Excerpted records -
═══
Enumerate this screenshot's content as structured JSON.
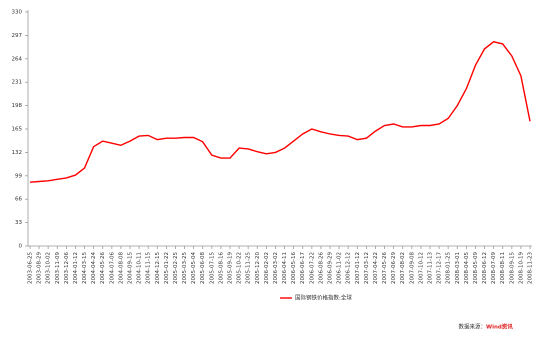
{
  "chart_data": {
    "type": "line",
    "categories": [
      "2003-06-25",
      "2003-08-29",
      "2003-10-02",
      "2003-11-09",
      "2003-12-06",
      "2004-01-12",
      "2004-03-15",
      "2004-04-24",
      "2004-05-26",
      "2004-07-06",
      "2004-08-08",
      "2004-09-15",
      "2004-10-11",
      "2004-11-15",
      "2004-12-15",
      "2005-01-22",
      "2005-02-25",
      "2005-03-25",
      "2005-05-04",
      "2005-06-08",
      "2005-07-15",
      "2005-08-16",
      "2005-09-19",
      "2005-10-22",
      "2005-11-25",
      "2005-12-20",
      "2006-02-02",
      "2006-03-02",
      "2006-04-11",
      "2006-05-16",
      "2006-06-17",
      "2006-07-22",
      "2006-08-26",
      "2006-09-29",
      "2006-11-02",
      "2006-12-12",
      "2007-01-12",
      "2007-03-12",
      "2007-04-22",
      "2007-05-26",
      "2007-06-29",
      "2007-08-02",
      "2007-09-08",
      "2007-10-12",
      "2007-11-13",
      "2007-12-17",
      "2008-01-25",
      "2008-03-01",
      "2008-04-05",
      "2008-05-09",
      "2008-06-12",
      "2008-07-09",
      "2008-08-11",
      "2008-09-15",
      "2008-10-19",
      "2008-11-23"
    ],
    "series": [
      {
        "name": "国际钢铁价格指数:全球",
        "color": "#ff0000",
        "values": [
          90,
          91,
          92,
          94,
          96,
          100,
          110,
          140,
          148,
          145,
          142,
          148,
          155,
          156,
          150,
          152,
          152,
          153,
          153,
          147,
          128,
          124,
          124,
          138,
          137,
          133,
          130,
          132,
          138,
          148,
          158,
          165,
          161,
          158,
          156,
          155,
          150,
          152,
          162,
          170,
          172,
          168,
          168,
          170,
          170,
          172,
          180,
          198,
          222,
          255,
          278,
          288,
          285,
          268,
          240,
          176
        ]
      }
    ],
    "ylim": [
      0,
      330
    ],
    "yticks": [
      0,
      33,
      66,
      99,
      132,
      165,
      198,
      231,
      264,
      297,
      330
    ],
    "source_label": "数据来源：",
    "source_brand": "Wind资讯"
  }
}
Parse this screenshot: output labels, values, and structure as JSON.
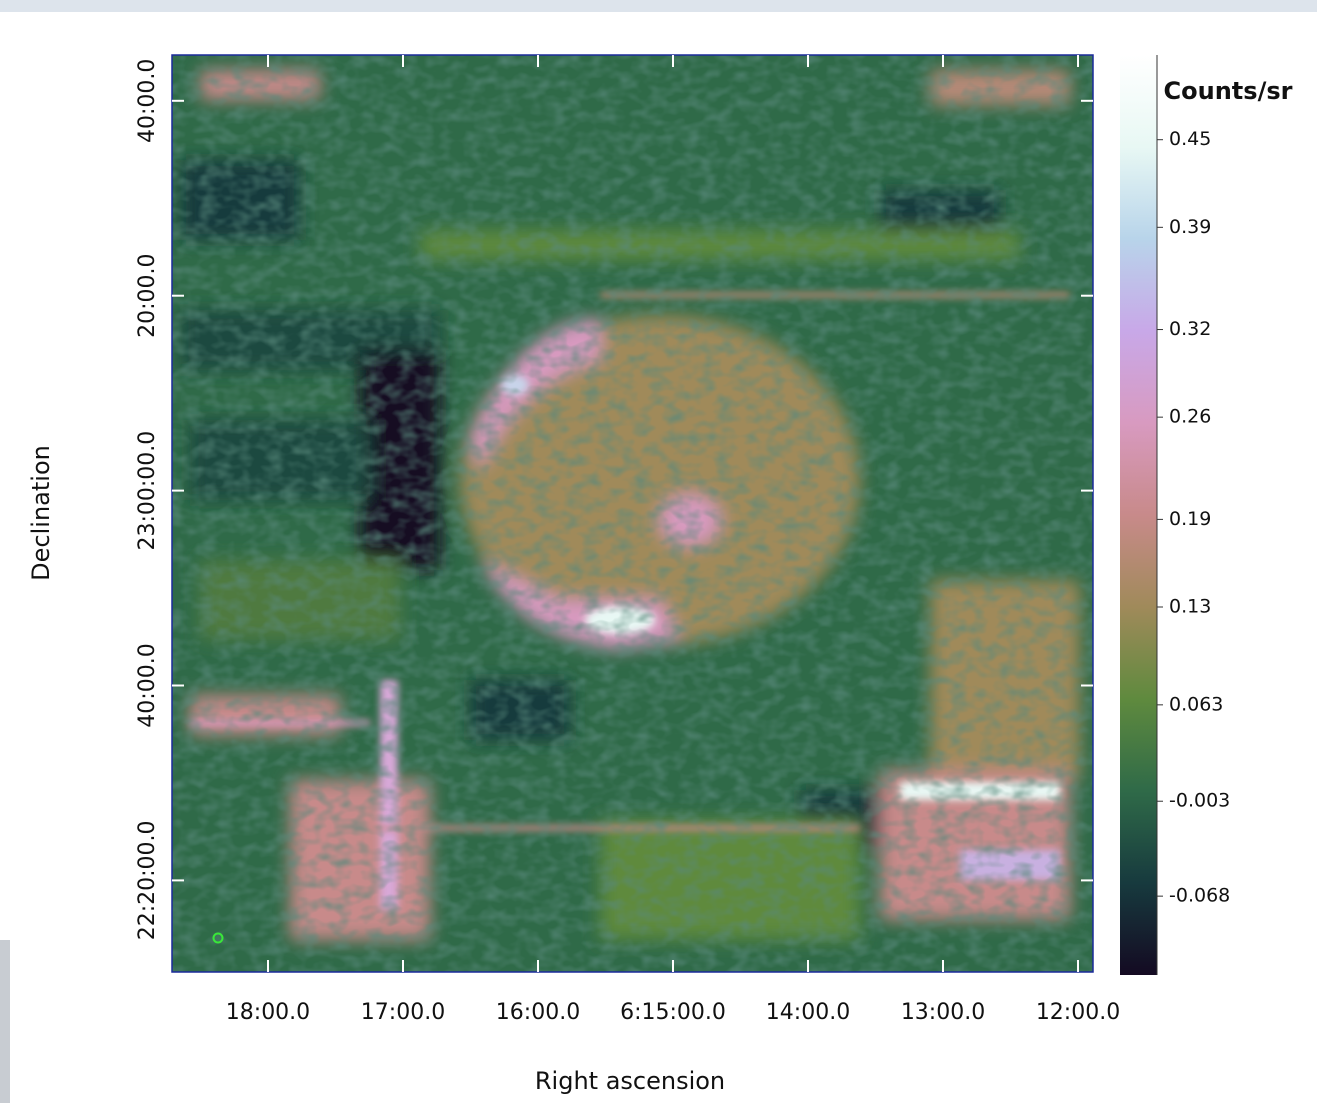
{
  "chart_data": {
    "type": "image",
    "xlabel": "Right ascension",
    "ylabel": "Declination",
    "colorbar_label": "Counts/sr",
    "xlim": [
      18.711,
      11.889
    ],
    "xticks": [
      {
        "value": 18,
        "label": "18:00.0"
      },
      {
        "value": 17,
        "label": "17:00.0"
      },
      {
        "value": 16,
        "label": "16:00.0"
      },
      {
        "value": 15,
        "label": "6:15:00.0"
      },
      {
        "value": 14,
        "label": "14:00.0"
      },
      {
        "value": 13,
        "label": "13:00.0"
      },
      {
        "value": 12,
        "label": "12:00.0"
      }
    ],
    "ylim": [
      1330.6,
      1424.7
    ],
    "yticks": [
      {
        "value": 1420,
        "label": "40:00.0"
      },
      {
        "value": 1400,
        "label": "20:00.0"
      },
      {
        "value": 1380,
        "label": "23:00:00.0"
      },
      {
        "value": 1360,
        "label": "40:00.0"
      },
      {
        "value": 1340,
        "label": "22:20:00.0"
      }
    ],
    "clim": [
      -0.122,
      0.508
    ],
    "cticks": [
      0.45,
      0.39,
      0.32,
      0.26,
      0.19,
      0.13,
      0.063,
      -0.003,
      -0.068
    ],
    "colormap": [
      "#140a22",
      "#173a3e",
      "#2f6a48",
      "#5f8a3e",
      "#a08a5a",
      "#c88a8a",
      "#d89ac0",
      "#c8a8e8",
      "#b8d4ea",
      "#e8f8f4",
      "#ffffff"
    ]
  }
}
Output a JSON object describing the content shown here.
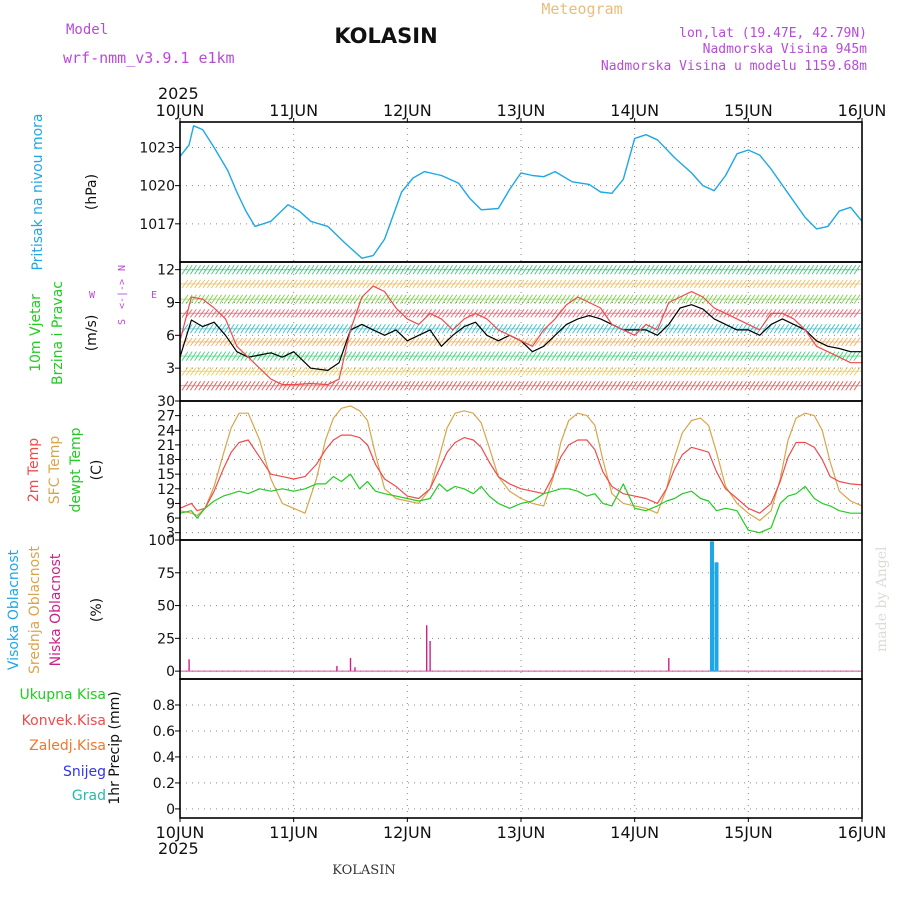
{
  "header": {
    "model_label": "Model",
    "model_name": "wrf-nmm_v3.9.1 e1km",
    "station": "KOLASIN",
    "meteogram_label": "Meteogram",
    "coords": "lon,lat (19.47E, 42.79N)",
    "elevation": "Nadmorska Visina 945m",
    "model_elevation": "Nadmorska Visina u modelu 1159.68m",
    "year_top": "2025",
    "year_bottom": "2025",
    "footer_station": "KOLASIN",
    "watermark": "made by Angel"
  },
  "colors": {
    "pressure": "#1ea7e8",
    "t2m": "#ef4b4b",
    "tsfc": "#d9a54a",
    "dewpt": "#22cc22",
    "cloud_high": "#1ea7e8",
    "cloud_mid": "#d9a54a",
    "cloud_low": "#cc2288",
    "grid": "#999999"
  },
  "chart_data": [
    {
      "type": "line",
      "panel": "pressure",
      "ylabel_left": "Pritisak na nivou mora",
      "ylabel_unit": "(hPa)",
      "x_ticks": [
        "10JUN",
        "11JUN",
        "12JUN",
        "13JUN",
        "14JUN",
        "15JUN",
        "16JUN"
      ],
      "y_ticks": [
        "1017",
        "1020",
        "1023"
      ],
      "ylim": [
        1014,
        1025
      ],
      "series": [
        {
          "color": "#1ea7e8",
          "x": [
            0,
            0.08,
            0.12,
            0.2,
            0.3,
            0.42,
            0.5,
            0.58,
            0.66,
            0.8,
            0.95,
            1.05,
            1.15,
            1.3,
            1.45,
            1.55,
            1.6,
            1.7,
            1.8,
            1.95,
            2.05,
            2.15,
            2.3,
            2.45,
            2.55,
            2.65,
            2.8,
            2.9,
            3.0,
            3.1,
            3.2,
            3.3,
            3.45,
            3.6,
            3.7,
            3.8,
            3.9,
            4.0,
            4.1,
            4.2,
            4.35,
            4.5,
            4.6,
            4.7,
            4.8,
            4.9,
            5.0,
            5.1,
            5.2,
            5.35,
            5.5,
            5.6,
            5.7,
            5.8,
            5.9,
            6.0
          ],
          "values": [
            1022.3,
            1023.2,
            1024.7,
            1024.4,
            1023.0,
            1021.2,
            1019.5,
            1018.0,
            1016.8,
            1017.2,
            1018.5,
            1018.0,
            1017.2,
            1016.8,
            1015.5,
            1014.7,
            1014.3,
            1014.5,
            1015.8,
            1019.5,
            1020.6,
            1021.1,
            1020.8,
            1020.2,
            1019.0,
            1018.1,
            1018.2,
            1019.7,
            1021.0,
            1020.8,
            1020.7,
            1021.1,
            1020.3,
            1020.1,
            1019.5,
            1019.4,
            1020.5,
            1023.7,
            1024.0,
            1023.6,
            1022.2,
            1021.0,
            1020.0,
            1019.6,
            1020.8,
            1022.5,
            1022.8,
            1022.4,
            1021.3,
            1019.4,
            1017.5,
            1016.6,
            1016.8,
            1018.0,
            1018.3,
            1017.2
          ]
        }
      ]
    },
    {
      "type": "line",
      "panel": "wind",
      "ylabel_left_1": "10m Vjetar",
      "ylabel_left_2": "Brzina i Pravac",
      "ylabel_unit": "(m/s)",
      "compass": {
        "n": "N",
        "s": "S",
        "e": "E",
        "w": "W",
        "arrow": "<-|->"
      },
      "y_ticks": [
        "3",
        "6",
        "9",
        "12"
      ],
      "ylim": [
        0,
        12.7
      ],
      "series": [
        {
          "color": "#000000",
          "x": [
            0,
            0.1,
            0.2,
            0.3,
            0.4,
            0.5,
            0.6,
            0.7,
            0.8,
            0.9,
            1.0,
            1.15,
            1.3,
            1.4,
            1.5,
            1.6,
            1.7,
            1.8,
            1.9,
            2.0,
            2.1,
            2.2,
            2.3,
            2.4,
            2.5,
            2.6,
            2.7,
            2.8,
            2.9,
            3.0,
            3.1,
            3.2,
            3.3,
            3.4,
            3.5,
            3.6,
            3.7,
            3.8,
            3.9,
            4.0,
            4.1,
            4.2,
            4.3,
            4.4,
            4.5,
            4.6,
            4.7,
            4.8,
            4.9,
            5.0,
            5.1,
            5.2,
            5.3,
            5.4,
            5.5,
            5.6,
            5.7,
            5.8,
            5.9,
            6.0
          ],
          "values": [
            4.0,
            7.4,
            6.8,
            7.2,
            6.0,
            4.5,
            4.0,
            4.2,
            4.4,
            4.0,
            4.5,
            3.0,
            2.8,
            3.5,
            6.5,
            7.0,
            6.5,
            6.0,
            6.5,
            5.5,
            6.0,
            6.5,
            5.0,
            6.0,
            6.8,
            7.2,
            6.0,
            5.5,
            6.0,
            5.5,
            4.5,
            5.0,
            6.0,
            7.0,
            7.5,
            7.8,
            7.5,
            7.0,
            6.5,
            6.5,
            6.5,
            6.0,
            7.0,
            8.5,
            8.8,
            8.4,
            7.5,
            7.0,
            6.5,
            6.5,
            6.0,
            7.0,
            7.5,
            7.0,
            6.5,
            5.5,
            5.0,
            4.8,
            4.5,
            4.5
          ]
        },
        {
          "color": "#ef4b4b",
          "x": [
            0,
            0.1,
            0.2,
            0.3,
            0.4,
            0.5,
            0.6,
            0.7,
            0.8,
            0.9,
            1.0,
            1.15,
            1.3,
            1.4,
            1.5,
            1.6,
            1.7,
            1.8,
            1.9,
            2.0,
            2.1,
            2.2,
            2.3,
            2.4,
            2.5,
            2.6,
            2.7,
            2.8,
            2.9,
            3.0,
            3.1,
            3.2,
            3.3,
            3.4,
            3.5,
            3.6,
            3.7,
            3.8,
            3.9,
            4.0,
            4.1,
            4.2,
            4.3,
            4.4,
            4.5,
            4.6,
            4.7,
            4.8,
            4.9,
            5.0,
            5.1,
            5.2,
            5.3,
            5.4,
            5.5,
            5.6,
            5.7,
            5.8,
            5.9,
            6.0
          ],
          "values": [
            5.5,
            9.5,
            9.3,
            8.5,
            7.5,
            5.0,
            4.0,
            3.0,
            2.0,
            1.5,
            1.5,
            1.6,
            1.5,
            2.0,
            6.5,
            9.5,
            10.5,
            10.0,
            8.5,
            7.5,
            7.0,
            8.0,
            7.5,
            6.5,
            7.5,
            8.0,
            7.5,
            6.5,
            6.0,
            5.5,
            5.0,
            6.5,
            7.5,
            8.8,
            9.5,
            9.0,
            8.5,
            7.0,
            6.5,
            6.0,
            7.0,
            6.5,
            9.0,
            9.5,
            10.0,
            9.5,
            8.5,
            8.0,
            7.5,
            7.0,
            6.5,
            8.0,
            8.0,
            7.5,
            6.5,
            5.0,
            4.5,
            4.0,
            3.5,
            3.5
          ]
        }
      ]
    },
    {
      "type": "line",
      "panel": "temperature",
      "ylabel_left_1": "2m Temp",
      "ylabel_left_2": "SFC Temp",
      "ylabel_left_3": "dewpt Temp",
      "ylabel_unit": "(C)",
      "y_ticks": [
        "3",
        "6",
        "9",
        "12",
        "15",
        "18",
        "21",
        "24",
        "27",
        "30"
      ],
      "ylim": [
        1.5,
        30
      ],
      "series": [
        {
          "name": "2m Temp",
          "color": "#ef4b4b",
          "x": [
            0,
            0.1,
            0.15,
            0.22,
            0.3,
            0.38,
            0.45,
            0.52,
            0.6,
            0.7,
            0.8,
            0.9,
            1.0,
            1.1,
            1.2,
            1.28,
            1.35,
            1.42,
            1.5,
            1.58,
            1.65,
            1.72,
            1.8,
            1.9,
            2.0,
            2.1,
            2.2,
            2.28,
            2.35,
            2.42,
            2.5,
            2.58,
            2.65,
            2.72,
            2.8,
            2.9,
            3.0,
            3.1,
            3.2,
            3.28,
            3.35,
            3.42,
            3.5,
            3.58,
            3.65,
            3.72,
            3.8,
            3.9,
            4.0,
            4.1,
            4.2,
            4.28,
            4.35,
            4.42,
            4.5,
            4.58,
            4.65,
            4.72,
            4.8,
            4.9,
            5.0,
            5.1,
            5.2,
            5.28,
            5.35,
            5.42,
            5.5,
            5.58,
            5.65,
            5.72,
            5.8,
            5.9,
            6.0
          ],
          "values": [
            8.0,
            9.0,
            7.5,
            8.0,
            11.5,
            16.0,
            19.5,
            21.5,
            22.0,
            18.5,
            15.0,
            14.5,
            14.0,
            14.5,
            17.0,
            20.0,
            22.0,
            23.0,
            23.0,
            22.5,
            21.0,
            17.0,
            14.0,
            12.5,
            10.5,
            10.0,
            12.0,
            16.0,
            19.5,
            21.5,
            22.5,
            22.0,
            20.5,
            17.5,
            14.5,
            13.0,
            12.0,
            11.5,
            11.0,
            14.5,
            18.5,
            21.0,
            22.0,
            22.0,
            20.0,
            15.5,
            12.5,
            11.0,
            10.5,
            10.0,
            9.0,
            12.0,
            16.0,
            19.0,
            20.5,
            20.0,
            19.5,
            15.5,
            12.0,
            10.0,
            8.0,
            7.0,
            9.0,
            13.5,
            18.5,
            21.5,
            21.5,
            20.5,
            18.0,
            14.5,
            13.5,
            13.0,
            12.8
          ]
        },
        {
          "name": "SFC Temp",
          "color": "#d9a54a",
          "x": [
            0,
            0.1,
            0.15,
            0.22,
            0.3,
            0.38,
            0.45,
            0.52,
            0.6,
            0.7,
            0.8,
            0.9,
            1.0,
            1.1,
            1.2,
            1.28,
            1.35,
            1.42,
            1.5,
            1.58,
            1.65,
            1.72,
            1.8,
            1.9,
            2.0,
            2.1,
            2.2,
            2.28,
            2.35,
            2.42,
            2.5,
            2.58,
            2.65,
            2.72,
            2.8,
            2.9,
            3.0,
            3.1,
            3.2,
            3.28,
            3.35,
            3.42,
            3.5,
            3.58,
            3.65,
            3.72,
            3.8,
            3.9,
            4.0,
            4.1,
            4.2,
            4.28,
            4.35,
            4.42,
            4.5,
            4.58,
            4.65,
            4.72,
            4.8,
            4.9,
            5.0,
            5.1,
            5.2,
            5.28,
            5.35,
            5.42,
            5.5,
            5.58,
            5.65,
            5.72,
            5.8,
            5.9,
            6.0
          ],
          "values": [
            7.5,
            7.0,
            6.5,
            8.0,
            12.5,
            19.0,
            24.5,
            27.5,
            27.5,
            22.0,
            14.0,
            9.0,
            8.0,
            7.0,
            14.0,
            22.0,
            26.5,
            28.5,
            29.0,
            28.0,
            26.0,
            19.0,
            12.0,
            10.0,
            9.5,
            9.0,
            12.0,
            18.5,
            24.5,
            27.5,
            28.0,
            27.5,
            25.5,
            20.5,
            14.5,
            11.5,
            10.0,
            9.0,
            8.5,
            14.0,
            21.5,
            26.0,
            27.5,
            27.0,
            25.0,
            18.0,
            11.0,
            9.0,
            8.5,
            8.0,
            7.0,
            12.0,
            18.5,
            23.5,
            26.0,
            26.5,
            25.0,
            19.5,
            12.5,
            9.0,
            7.0,
            5.5,
            7.5,
            14.0,
            22.0,
            26.5,
            27.5,
            27.0,
            24.0,
            17.5,
            11.5,
            9.5,
            8.5
          ]
        },
        {
          "name": "dewpt Temp",
          "color": "#22cc22",
          "x": [
            0,
            0.1,
            0.15,
            0.22,
            0.3,
            0.38,
            0.45,
            0.52,
            0.6,
            0.7,
            0.8,
            0.9,
            1.0,
            1.1,
            1.2,
            1.28,
            1.35,
            1.42,
            1.5,
            1.58,
            1.65,
            1.72,
            1.8,
            1.9,
            2.0,
            2.1,
            2.2,
            2.28,
            2.35,
            2.42,
            2.5,
            2.58,
            2.65,
            2.72,
            2.8,
            2.9,
            3.0,
            3.1,
            3.2,
            3.28,
            3.35,
            3.42,
            3.5,
            3.58,
            3.65,
            3.72,
            3.8,
            3.9,
            4.0,
            4.1,
            4.2,
            4.28,
            4.35,
            4.42,
            4.5,
            4.58,
            4.65,
            4.72,
            4.8,
            4.9,
            5.0,
            5.1,
            5.2,
            5.28,
            5.35,
            5.42,
            5.5,
            5.58,
            5.65,
            5.72,
            5.8,
            5.9,
            6.0
          ],
          "values": [
            7.0,
            7.5,
            6.0,
            8.0,
            9.5,
            10.5,
            11.0,
            11.5,
            11.0,
            12.0,
            11.5,
            12.0,
            11.5,
            12.0,
            13.0,
            13.0,
            14.5,
            13.5,
            15.0,
            12.0,
            13.5,
            11.5,
            11.0,
            10.5,
            10.0,
            9.5,
            10.0,
            13.0,
            11.5,
            12.5,
            12.0,
            11.0,
            12.5,
            10.5,
            9.0,
            8.0,
            9.0,
            9.5,
            11.0,
            11.5,
            12.0,
            12.0,
            11.5,
            10.5,
            11.0,
            9.0,
            8.5,
            13.0,
            8.0,
            7.5,
            8.5,
            9.5,
            10.0,
            11.0,
            11.5,
            10.0,
            9.5,
            7.5,
            8.0,
            7.5,
            3.5,
            3.0,
            4.0,
            9.0,
            10.5,
            11.0,
            12.5,
            10.0,
            9.0,
            8.5,
            7.5,
            7.0,
            7.0
          ]
        }
      ]
    },
    {
      "type": "bar",
      "panel": "clouds",
      "ylabel_left_1": "Visoka Oblacnost",
      "ylabel_left_2": "Srednja Oblacnost",
      "ylabel_left_3": "Niska Oblacnost",
      "ylabel_unit": "(%)",
      "y_ticks": [
        "0",
        "25",
        "50",
        "75",
        "100"
      ],
      "ylim": [
        -6,
        100
      ],
      "series": [
        {
          "name": "Visoka Oblacnost",
          "color": "#1ea7e8",
          "x": [
            4.68,
            4.72
          ],
          "values": [
            99,
            83
          ]
        },
        {
          "name": "Srednja Oblacnost",
          "color": "#d9a54a",
          "x": [],
          "values": []
        },
        {
          "name": "Niska Oblacnost",
          "color": "#cc2288",
          "x": [
            0.08,
            1.38,
            1.5,
            1.54,
            2.17,
            2.2,
            4.3
          ],
          "values": [
            9,
            4,
            10,
            3,
            35,
            23,
            10
          ]
        }
      ]
    },
    {
      "type": "bar",
      "panel": "precip",
      "ylabel_left": "1hr Precip (mm)",
      "legend": [
        "Ukupna Kisa",
        "Konvek.Kisa",
        "Zaledj.Kisa",
        "Snijeg",
        "Grad"
      ],
      "legend_colors": [
        "#22cc22",
        "#ef4b4b",
        "#f07828",
        "#3333ee",
        "#22bbaa"
      ],
      "y_ticks": [
        "0",
        "0.2",
        "0.4",
        "0.6",
        "0.8"
      ],
      "ylim": [
        -0.07,
        1.0
      ],
      "x_ticks": [
        "10JUN",
        "11JUN",
        "12JUN",
        "13JUN",
        "14JUN",
        "15JUN",
        "16JUN"
      ],
      "series": []
    }
  ]
}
═══
Scan the material above. Return every line containing the string "dewpt".

Problem solution -
    "dewpt": "#22cc22",
      "ylabel_left_3": "dewpt Temp",
          "name": "dewpt Temp",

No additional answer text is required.